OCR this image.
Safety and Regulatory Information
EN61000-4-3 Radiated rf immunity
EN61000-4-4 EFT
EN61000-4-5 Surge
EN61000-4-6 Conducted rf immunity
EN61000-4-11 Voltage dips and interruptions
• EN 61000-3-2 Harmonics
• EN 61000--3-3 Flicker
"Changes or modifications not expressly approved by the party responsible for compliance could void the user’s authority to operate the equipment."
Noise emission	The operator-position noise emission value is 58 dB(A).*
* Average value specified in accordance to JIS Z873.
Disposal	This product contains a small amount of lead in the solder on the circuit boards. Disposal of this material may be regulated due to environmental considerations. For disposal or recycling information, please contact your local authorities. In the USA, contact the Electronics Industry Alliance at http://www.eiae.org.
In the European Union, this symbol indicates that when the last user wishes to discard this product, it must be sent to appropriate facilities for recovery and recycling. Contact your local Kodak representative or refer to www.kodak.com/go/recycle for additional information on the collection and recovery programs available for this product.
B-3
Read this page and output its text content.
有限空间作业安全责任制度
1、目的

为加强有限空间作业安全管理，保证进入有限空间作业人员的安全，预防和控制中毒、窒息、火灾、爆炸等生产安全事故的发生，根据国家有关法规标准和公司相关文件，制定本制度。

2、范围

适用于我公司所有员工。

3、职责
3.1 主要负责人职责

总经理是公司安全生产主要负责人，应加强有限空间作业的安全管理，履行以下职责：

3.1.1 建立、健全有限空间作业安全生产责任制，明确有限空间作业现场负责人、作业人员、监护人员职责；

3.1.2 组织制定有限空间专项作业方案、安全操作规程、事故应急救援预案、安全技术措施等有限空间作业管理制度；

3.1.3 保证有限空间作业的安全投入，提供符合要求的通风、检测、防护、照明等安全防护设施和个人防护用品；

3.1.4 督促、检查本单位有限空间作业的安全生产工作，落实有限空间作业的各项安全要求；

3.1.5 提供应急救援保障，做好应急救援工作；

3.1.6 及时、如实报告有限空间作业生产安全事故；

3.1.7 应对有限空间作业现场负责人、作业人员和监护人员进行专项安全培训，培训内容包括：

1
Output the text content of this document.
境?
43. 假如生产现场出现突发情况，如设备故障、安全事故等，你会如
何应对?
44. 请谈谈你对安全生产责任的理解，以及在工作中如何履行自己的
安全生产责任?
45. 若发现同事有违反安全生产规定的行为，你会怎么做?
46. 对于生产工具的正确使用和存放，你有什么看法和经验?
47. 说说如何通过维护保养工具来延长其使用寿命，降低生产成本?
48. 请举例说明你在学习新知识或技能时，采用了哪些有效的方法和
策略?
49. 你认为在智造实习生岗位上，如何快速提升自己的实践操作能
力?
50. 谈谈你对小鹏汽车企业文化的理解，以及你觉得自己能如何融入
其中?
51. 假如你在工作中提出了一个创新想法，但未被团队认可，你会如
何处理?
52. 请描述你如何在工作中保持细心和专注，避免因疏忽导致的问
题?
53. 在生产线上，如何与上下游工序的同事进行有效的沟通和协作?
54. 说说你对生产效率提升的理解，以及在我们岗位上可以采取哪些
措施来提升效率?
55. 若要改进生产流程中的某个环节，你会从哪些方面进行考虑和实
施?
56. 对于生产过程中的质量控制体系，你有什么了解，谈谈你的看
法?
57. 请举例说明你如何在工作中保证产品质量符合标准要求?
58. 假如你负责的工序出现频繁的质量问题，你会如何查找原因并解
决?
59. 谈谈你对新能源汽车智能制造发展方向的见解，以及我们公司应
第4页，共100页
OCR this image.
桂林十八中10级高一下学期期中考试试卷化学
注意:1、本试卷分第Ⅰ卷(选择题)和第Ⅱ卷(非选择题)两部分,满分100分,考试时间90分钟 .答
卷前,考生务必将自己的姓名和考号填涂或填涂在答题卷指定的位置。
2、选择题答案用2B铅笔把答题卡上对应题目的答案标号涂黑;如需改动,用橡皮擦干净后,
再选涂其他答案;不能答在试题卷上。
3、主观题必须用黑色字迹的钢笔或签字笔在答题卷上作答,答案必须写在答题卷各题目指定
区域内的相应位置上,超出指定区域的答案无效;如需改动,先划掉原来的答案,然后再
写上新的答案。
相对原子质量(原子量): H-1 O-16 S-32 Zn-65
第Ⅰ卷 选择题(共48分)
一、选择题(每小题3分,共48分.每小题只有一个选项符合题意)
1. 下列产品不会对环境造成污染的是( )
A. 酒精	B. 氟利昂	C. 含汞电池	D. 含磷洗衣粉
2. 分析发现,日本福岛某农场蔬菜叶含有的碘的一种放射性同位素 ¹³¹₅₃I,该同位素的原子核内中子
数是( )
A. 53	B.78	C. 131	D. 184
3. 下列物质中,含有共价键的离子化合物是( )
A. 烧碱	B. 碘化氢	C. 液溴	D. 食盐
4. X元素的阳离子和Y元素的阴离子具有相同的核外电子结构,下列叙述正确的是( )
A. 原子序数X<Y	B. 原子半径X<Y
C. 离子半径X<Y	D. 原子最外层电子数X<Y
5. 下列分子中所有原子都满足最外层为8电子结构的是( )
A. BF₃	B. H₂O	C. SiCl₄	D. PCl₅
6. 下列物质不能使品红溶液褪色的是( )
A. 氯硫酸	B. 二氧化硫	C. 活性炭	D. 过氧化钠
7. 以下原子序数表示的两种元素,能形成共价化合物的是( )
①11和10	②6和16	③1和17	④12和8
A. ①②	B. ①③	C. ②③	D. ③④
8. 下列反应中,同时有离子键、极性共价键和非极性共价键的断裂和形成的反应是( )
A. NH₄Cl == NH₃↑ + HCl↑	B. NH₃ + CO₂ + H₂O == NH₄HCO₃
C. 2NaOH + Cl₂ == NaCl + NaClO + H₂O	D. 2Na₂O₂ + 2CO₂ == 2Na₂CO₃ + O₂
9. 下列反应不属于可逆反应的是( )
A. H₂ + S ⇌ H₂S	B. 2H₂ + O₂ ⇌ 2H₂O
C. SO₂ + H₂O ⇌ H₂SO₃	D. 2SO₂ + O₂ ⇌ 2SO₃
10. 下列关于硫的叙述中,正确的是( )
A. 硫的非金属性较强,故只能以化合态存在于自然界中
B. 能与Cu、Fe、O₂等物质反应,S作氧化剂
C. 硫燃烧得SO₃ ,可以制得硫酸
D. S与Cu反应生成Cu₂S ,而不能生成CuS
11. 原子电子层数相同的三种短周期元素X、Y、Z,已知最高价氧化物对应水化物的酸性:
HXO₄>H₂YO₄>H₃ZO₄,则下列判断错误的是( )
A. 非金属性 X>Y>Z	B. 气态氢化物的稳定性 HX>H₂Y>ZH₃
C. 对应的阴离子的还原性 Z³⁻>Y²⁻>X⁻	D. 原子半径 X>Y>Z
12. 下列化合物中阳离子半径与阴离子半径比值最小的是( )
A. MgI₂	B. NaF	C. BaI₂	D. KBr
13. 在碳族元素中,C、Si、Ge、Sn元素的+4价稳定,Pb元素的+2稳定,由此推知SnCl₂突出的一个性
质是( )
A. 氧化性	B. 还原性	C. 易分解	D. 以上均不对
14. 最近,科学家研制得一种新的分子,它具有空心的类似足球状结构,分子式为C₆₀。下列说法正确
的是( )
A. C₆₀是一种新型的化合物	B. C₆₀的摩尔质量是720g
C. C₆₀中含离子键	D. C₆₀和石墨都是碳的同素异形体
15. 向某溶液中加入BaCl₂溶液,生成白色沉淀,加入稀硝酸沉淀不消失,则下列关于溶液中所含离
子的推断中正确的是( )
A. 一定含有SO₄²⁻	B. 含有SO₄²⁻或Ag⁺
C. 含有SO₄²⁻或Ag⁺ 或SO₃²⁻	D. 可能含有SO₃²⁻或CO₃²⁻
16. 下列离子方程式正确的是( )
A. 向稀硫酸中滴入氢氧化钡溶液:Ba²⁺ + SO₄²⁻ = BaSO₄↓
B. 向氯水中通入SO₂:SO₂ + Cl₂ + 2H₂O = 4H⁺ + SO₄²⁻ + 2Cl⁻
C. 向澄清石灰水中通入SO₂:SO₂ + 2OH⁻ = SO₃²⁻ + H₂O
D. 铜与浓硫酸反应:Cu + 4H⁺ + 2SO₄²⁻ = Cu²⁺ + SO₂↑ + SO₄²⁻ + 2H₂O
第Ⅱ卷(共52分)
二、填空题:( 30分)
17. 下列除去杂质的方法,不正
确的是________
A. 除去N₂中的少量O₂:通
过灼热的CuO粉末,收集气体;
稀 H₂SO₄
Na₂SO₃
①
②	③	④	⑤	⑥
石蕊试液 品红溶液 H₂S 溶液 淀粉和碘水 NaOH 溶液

_Exercise brief_: Find each line with the string "text" and copy it out.

_Solution_:
Read this page and output its text content.
Output the text content of this document.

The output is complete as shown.